>>>

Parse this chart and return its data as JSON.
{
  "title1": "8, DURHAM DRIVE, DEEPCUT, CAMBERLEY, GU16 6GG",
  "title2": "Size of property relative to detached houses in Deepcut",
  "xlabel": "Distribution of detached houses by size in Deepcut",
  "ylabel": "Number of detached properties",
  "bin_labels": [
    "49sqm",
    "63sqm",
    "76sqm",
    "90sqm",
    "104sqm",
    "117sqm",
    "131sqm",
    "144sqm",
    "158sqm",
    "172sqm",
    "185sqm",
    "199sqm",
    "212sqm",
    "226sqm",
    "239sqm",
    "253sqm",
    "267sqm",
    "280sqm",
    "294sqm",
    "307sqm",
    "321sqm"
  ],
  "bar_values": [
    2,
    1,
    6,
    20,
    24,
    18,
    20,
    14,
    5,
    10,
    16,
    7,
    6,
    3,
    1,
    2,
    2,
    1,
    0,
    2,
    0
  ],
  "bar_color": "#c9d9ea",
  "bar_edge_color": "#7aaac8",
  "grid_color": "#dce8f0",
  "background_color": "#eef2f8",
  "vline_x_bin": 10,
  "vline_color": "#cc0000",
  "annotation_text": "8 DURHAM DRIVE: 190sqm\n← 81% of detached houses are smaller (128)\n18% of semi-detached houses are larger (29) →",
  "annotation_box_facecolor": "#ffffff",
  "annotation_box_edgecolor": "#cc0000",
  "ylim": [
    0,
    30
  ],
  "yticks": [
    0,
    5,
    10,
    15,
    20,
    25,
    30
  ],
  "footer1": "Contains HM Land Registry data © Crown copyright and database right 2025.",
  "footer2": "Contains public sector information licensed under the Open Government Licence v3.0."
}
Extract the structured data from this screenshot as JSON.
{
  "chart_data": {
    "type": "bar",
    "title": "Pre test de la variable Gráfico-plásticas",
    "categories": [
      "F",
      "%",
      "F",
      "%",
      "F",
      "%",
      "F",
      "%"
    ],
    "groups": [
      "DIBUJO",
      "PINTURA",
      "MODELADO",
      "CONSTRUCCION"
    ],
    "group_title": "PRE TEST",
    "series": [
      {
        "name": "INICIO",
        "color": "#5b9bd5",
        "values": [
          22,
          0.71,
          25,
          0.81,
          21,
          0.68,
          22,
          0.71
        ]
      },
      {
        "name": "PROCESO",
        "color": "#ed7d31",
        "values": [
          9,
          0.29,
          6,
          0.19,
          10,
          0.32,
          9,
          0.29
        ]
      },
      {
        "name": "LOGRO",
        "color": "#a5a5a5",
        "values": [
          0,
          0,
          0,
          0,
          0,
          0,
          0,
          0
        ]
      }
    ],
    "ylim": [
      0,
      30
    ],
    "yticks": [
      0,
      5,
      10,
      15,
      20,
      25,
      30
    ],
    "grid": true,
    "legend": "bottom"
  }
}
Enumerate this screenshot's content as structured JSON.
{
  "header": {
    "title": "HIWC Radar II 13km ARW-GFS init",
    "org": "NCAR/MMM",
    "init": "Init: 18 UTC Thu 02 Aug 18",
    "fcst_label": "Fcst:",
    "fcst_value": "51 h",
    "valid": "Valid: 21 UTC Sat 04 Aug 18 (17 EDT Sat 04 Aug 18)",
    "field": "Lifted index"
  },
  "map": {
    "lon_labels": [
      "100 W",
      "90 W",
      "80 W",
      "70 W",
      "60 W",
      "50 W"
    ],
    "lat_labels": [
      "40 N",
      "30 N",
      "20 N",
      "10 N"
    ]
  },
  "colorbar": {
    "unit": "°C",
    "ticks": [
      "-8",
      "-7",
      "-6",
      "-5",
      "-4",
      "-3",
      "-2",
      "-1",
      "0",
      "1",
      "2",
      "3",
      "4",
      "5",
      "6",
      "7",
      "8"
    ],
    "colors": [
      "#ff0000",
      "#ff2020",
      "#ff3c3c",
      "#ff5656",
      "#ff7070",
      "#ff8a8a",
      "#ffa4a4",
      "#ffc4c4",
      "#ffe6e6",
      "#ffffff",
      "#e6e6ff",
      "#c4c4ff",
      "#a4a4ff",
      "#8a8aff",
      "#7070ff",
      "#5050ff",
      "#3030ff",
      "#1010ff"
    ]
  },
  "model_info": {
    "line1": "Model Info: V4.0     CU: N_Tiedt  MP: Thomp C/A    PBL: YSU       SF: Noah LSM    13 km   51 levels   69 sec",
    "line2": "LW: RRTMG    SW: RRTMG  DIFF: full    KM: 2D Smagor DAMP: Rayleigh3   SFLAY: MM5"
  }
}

<<<

The problem: Reproduce the full set of records precisely.

Task output:
Parse this chart and return its data as JSON.
{
  "title1": "8, DURHAM DRIVE, DEEPCUT, CAMBERLEY, GU16 6GG",
  "title2": "Size of property relative to detached houses in Deepcut",
  "xlabel": "Distribution of detached houses by size in Deepcut",
  "ylabel": "Number of detached properties",
  "bin_labels": [
    "49sqm",
    "63sqm",
    "76sqm",
    "90sqm",
    "104sqm",
    "117sqm",
    "131sqm",
    "144sqm",
    "158sqm",
    "172sqm",
    "185sqm",
    "199sqm",
    "212sqm",
    "226sqm",
    "239sqm",
    "253sqm",
    "267sqm",
    "280sqm",
    "294sqm",
    "307sqm",
    "321sqm"
  ],
  "bar_values": [
    2,
    1,
    6,
    20,
    24,
    18,
    20,
    14,
    5,
    10,
    16,
    7,
    6,
    3,
    1,
    2,
    2,
    1,
    0,
    2,
    0
  ],
  "bar_color": "#c9d9ea",
  "bar_edge_color": "#7aaac8",
  "grid_color": "#dce8f0",
  "background_color": "#eef2f8",
  "vline_x_bin": 10,
  "vline_color": "#cc0000",
  "annotation_text": "8 DURHAM DRIVE: 190sqm\n← 81% of detached houses are smaller (128)\n18% of semi-detached houses are larger (29) →",
  "annotation_box_facecolor": "#ffffff",
  "annotation_box_edgecolor": "#cc0000",
  "ylim": [
    0,
    30
  ],
  "yticks": [
    0,
    5,
    10,
    15,
    20,
    25,
    30
  ],
  "footer1": "Contains HM Land Registry data © Crown copyright and database right 2025.",
  "footer2": "Contains public sector information licensed under the Open Government Licence v3.0."
}
Extract the structured data from this screenshot as JSON.
{
  "chart_data": {
    "type": "bar",
    "title": "Pre test de la variable Gráfico-plásticas",
    "categories": [
      "F",
      "%",
      "F",
      "%",
      "F",
      "%",
      "F",
      "%"
    ],
    "groups": [
      "DIBUJO",
      "PINTURA",
      "MODELADO",
      "CONSTRUCCION"
    ],
    "group_title": "PRE TEST",
    "series": [
      {
        "name": "INICIO",
        "color": "#5b9bd5",
        "values": [
          22,
          0.71,
          25,
          0.81,
          21,
          0.68,
          22,
          0.71
        ]
      },
      {
        "name": "PROCESO",
        "color": "#ed7d31",
        "values": [
          9,
          0.29,
          6,
          0.19,
          10,
          0.32,
          9,
          0.29
        ]
      },
      {
        "name": "LOGRO",
        "color": "#a5a5a5",
        "values": [
          0,
          0,
          0,
          0,
          0,
          0,
          0,
          0
        ]
      }
    ],
    "ylim": [
      0,
      30
    ],
    "yticks": [
      0,
      5,
      10,
      15,
      20,
      25,
      30
    ],
    "grid": true,
    "legend": "bottom"
  }
}
Enumerate this screenshot's content as structured JSON.
{
  "header": {
    "title": "HIWC Radar II 13km ARW-GFS init",
    "org": "NCAR/MMM",
    "init": "Init: 18 UTC Thu 02 Aug 18",
    "fcst_label": "Fcst:",
    "fcst_value": "51 h",
    "valid": "Valid: 21 UTC Sat 04 Aug 18 (17 EDT Sat 04 Aug 18)",
    "field": "Lifted index"
  },
  "map": {
    "lon_labels": [
      "100 W",
      "90 W",
      "80 W",
      "70 W",
      "60 W",
      "50 W"
    ],
    "lat_labels": [
      "40 N",
      "30 N",
      "20 N",
      "10 N"
    ]
  },
  "colorbar": {
    "unit": "°C",
    "ticks": [
      "-8",
      "-7",
      "-6",
      "-5",
      "-4",
      "-3",
      "-2",
      "-1",
      "0",
      "1",
      "2",
      "3",
      "4",
      "5",
      "6",
      "7",
      "8"
    ],
    "colors": [
      "#ff0000",
      "#ff2020",
      "#ff3c3c",
      "#ff5656",
      "#ff7070",
      "#ff8a8a",
      "#ffa4a4",
      "#ffc4c4",
      "#ffe6e6",
      "#ffffff",
      "#e6e6ff",
      "#c4c4ff",
      "#a4a4ff",
      "#8a8aff",
      "#7070ff",
      "#5050ff",
      "#3030ff",
      "#1010ff"
    ]
  },
  "model_info": {
    "line1": "Model Info: V4.0     CU: N_Tiedt  MP: Thomp C/A    PBL: YSU       SF: Noah LSM    13 km   51 levels   69 sec",
    "line2": "LW: RRTMG    SW: RRTMG  DIFF: full    KM: 2D Smagor DAMP: Rayleigh3   SFLAY: MM5"
  }
}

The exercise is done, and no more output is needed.